■ Set task: Reproduce each line bearing the word "type".

Collection entries:
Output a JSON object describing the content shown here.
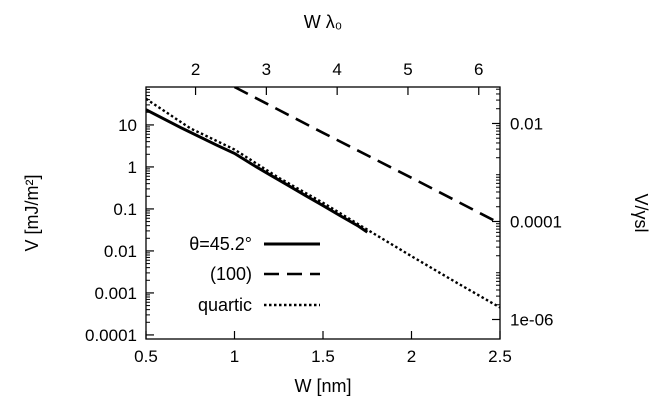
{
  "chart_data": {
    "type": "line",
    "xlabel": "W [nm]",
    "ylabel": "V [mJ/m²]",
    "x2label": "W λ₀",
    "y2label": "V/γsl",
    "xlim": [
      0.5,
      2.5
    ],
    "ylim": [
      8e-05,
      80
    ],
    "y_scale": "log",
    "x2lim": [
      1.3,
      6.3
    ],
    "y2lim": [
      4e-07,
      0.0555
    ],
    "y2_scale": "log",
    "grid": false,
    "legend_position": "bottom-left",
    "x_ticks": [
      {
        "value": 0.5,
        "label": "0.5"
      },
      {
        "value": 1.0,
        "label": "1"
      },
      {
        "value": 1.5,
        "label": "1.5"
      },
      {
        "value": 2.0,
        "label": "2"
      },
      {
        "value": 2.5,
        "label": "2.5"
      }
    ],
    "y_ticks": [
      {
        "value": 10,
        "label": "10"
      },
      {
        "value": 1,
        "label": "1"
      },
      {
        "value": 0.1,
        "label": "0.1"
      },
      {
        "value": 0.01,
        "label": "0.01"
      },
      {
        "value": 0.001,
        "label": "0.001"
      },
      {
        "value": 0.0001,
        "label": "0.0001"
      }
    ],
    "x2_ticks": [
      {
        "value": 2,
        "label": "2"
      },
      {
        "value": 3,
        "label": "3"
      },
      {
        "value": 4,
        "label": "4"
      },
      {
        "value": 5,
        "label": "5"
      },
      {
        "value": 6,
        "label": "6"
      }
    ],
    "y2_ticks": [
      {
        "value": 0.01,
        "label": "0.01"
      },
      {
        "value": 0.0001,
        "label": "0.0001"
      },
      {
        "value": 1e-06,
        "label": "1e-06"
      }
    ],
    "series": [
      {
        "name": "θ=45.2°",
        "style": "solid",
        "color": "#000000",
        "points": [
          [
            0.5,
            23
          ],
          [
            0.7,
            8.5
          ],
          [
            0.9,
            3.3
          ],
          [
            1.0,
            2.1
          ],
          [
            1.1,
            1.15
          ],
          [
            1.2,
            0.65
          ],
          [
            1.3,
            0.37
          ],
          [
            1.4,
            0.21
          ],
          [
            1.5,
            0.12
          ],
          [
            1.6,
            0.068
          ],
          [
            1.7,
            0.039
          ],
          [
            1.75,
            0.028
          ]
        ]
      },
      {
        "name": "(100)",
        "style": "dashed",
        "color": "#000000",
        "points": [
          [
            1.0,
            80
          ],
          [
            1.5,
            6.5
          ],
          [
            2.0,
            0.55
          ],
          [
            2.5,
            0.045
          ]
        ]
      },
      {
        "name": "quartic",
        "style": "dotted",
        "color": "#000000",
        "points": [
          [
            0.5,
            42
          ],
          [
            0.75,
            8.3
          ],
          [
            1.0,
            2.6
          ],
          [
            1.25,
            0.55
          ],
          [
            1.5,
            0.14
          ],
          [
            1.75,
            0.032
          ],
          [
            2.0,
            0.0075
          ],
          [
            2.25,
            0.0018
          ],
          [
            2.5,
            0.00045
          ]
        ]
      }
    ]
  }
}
---
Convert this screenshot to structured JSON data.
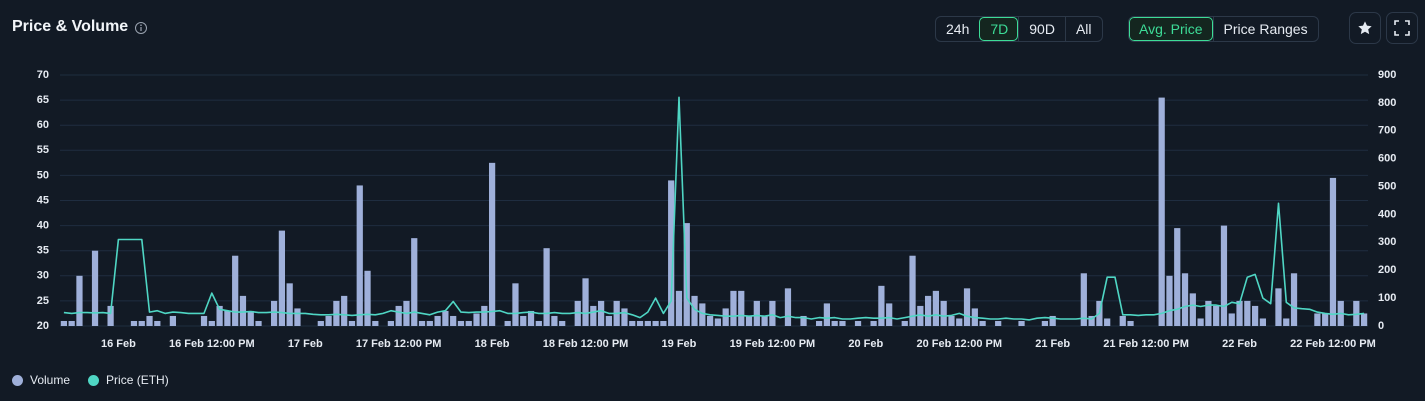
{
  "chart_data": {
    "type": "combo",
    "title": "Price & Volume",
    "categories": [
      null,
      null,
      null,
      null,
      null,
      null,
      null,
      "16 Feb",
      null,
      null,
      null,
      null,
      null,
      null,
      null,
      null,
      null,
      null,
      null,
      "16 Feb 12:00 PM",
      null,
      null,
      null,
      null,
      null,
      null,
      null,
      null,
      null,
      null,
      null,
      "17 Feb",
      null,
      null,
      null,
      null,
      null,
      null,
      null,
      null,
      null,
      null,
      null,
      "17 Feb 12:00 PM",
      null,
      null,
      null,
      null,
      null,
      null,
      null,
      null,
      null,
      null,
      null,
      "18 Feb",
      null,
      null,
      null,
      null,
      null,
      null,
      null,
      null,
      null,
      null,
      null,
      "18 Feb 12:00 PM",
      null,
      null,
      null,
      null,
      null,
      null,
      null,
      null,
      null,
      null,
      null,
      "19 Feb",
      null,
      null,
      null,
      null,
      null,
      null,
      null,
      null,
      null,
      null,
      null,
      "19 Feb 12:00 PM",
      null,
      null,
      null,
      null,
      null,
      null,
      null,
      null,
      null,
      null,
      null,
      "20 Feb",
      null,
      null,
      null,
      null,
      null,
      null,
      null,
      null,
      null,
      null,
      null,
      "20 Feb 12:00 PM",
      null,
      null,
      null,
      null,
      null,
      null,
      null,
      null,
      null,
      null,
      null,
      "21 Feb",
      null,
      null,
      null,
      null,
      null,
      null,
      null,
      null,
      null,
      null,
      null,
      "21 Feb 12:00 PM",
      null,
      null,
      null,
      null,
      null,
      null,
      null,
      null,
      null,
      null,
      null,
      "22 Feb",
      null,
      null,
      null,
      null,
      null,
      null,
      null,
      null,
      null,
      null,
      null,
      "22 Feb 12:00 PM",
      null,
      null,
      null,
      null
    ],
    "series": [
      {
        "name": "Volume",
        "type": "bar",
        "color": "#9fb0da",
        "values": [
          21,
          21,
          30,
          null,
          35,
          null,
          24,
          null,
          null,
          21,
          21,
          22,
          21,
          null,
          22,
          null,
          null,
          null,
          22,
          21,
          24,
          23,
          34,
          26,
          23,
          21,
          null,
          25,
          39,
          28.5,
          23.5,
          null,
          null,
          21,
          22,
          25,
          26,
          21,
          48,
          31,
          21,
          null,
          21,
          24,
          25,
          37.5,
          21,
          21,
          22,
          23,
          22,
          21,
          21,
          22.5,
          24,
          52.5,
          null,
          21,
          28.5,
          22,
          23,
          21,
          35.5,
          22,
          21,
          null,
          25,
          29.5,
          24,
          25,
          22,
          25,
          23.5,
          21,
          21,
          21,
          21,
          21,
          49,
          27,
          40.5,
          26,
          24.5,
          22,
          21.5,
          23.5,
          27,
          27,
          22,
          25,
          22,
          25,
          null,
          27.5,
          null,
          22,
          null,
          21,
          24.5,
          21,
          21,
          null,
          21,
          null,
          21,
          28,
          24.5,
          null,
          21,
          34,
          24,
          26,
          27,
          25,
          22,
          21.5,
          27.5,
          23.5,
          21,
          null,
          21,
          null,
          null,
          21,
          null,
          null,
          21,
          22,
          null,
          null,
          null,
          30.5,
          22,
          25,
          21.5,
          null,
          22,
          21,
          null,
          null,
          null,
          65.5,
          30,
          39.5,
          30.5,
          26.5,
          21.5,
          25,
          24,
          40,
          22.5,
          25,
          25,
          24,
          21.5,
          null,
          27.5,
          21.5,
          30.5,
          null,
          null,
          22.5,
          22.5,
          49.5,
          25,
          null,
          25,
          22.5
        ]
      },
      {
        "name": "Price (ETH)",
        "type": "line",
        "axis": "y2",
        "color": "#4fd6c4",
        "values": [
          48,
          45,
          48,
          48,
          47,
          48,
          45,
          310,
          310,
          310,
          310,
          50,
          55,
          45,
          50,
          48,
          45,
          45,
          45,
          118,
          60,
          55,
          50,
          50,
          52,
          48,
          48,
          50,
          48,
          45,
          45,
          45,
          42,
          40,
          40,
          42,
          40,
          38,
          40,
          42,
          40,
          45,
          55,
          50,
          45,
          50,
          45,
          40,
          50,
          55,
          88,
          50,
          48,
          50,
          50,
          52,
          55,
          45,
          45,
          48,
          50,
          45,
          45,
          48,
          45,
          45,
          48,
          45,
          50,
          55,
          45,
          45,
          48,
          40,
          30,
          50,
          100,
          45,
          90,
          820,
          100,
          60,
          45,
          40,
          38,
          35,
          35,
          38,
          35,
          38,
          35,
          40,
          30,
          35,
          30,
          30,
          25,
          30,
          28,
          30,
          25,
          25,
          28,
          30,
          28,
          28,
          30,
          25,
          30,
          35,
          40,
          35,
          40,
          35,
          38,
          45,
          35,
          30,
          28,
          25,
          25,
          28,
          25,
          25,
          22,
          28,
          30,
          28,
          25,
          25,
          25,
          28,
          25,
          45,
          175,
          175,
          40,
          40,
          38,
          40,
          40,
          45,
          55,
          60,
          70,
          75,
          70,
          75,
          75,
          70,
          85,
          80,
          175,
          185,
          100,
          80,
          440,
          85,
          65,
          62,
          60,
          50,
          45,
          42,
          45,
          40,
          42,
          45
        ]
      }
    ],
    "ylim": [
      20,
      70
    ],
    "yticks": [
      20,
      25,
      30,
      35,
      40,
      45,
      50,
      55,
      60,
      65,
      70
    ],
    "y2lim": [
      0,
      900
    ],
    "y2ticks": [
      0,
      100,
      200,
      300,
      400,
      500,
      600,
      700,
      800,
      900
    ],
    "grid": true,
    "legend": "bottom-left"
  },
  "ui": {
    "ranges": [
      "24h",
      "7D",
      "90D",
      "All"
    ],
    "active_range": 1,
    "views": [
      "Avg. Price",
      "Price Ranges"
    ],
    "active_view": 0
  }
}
...
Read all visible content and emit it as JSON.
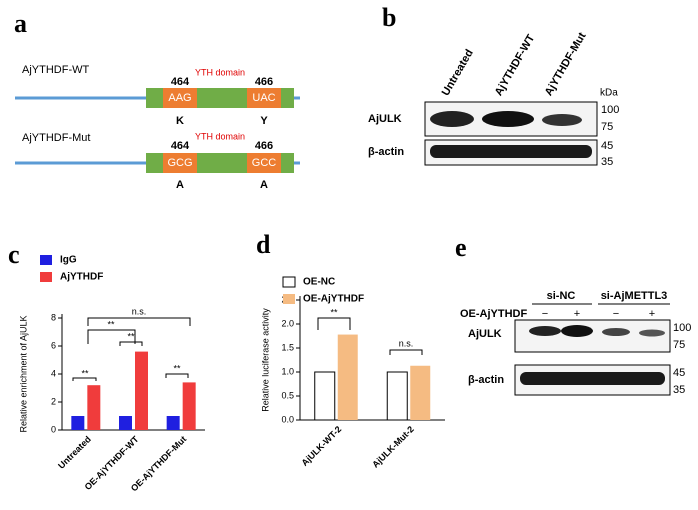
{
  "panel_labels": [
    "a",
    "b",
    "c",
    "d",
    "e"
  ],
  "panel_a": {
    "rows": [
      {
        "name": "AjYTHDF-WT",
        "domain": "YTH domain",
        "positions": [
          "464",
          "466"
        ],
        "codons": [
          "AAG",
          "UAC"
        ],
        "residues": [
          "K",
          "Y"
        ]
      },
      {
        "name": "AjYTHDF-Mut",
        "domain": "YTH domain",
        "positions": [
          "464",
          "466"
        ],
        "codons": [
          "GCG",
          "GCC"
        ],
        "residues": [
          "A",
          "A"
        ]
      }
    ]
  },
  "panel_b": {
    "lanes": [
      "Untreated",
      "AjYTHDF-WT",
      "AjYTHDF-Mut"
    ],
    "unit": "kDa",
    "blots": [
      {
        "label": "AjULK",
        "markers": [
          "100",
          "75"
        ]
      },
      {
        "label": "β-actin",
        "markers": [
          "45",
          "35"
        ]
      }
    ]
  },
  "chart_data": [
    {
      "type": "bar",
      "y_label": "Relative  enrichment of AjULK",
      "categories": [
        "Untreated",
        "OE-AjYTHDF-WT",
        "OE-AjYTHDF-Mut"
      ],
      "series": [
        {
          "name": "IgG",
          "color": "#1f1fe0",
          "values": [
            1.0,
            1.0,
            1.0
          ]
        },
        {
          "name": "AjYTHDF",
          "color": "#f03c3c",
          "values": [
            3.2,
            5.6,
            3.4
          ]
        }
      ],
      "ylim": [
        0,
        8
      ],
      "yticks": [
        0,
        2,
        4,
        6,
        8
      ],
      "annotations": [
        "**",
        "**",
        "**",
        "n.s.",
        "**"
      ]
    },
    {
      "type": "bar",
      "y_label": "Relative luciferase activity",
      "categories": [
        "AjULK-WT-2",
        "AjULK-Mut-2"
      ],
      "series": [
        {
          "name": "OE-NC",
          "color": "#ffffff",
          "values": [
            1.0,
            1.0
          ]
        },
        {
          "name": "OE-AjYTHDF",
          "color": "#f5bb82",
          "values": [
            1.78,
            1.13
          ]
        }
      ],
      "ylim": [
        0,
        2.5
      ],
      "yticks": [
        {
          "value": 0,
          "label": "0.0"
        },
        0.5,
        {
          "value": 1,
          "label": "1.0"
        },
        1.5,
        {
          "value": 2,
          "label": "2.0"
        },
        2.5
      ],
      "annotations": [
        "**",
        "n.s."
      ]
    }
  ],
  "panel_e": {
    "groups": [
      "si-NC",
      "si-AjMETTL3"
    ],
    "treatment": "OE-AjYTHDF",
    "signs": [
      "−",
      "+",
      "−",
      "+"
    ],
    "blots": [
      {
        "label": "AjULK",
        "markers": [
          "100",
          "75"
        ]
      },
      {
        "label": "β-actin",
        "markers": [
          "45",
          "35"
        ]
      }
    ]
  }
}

■ Response:
    "type": "line",
    "type": "combo",
        "type": "bar",
        "type": "line",
      "type": "bar",
      "type": "bar",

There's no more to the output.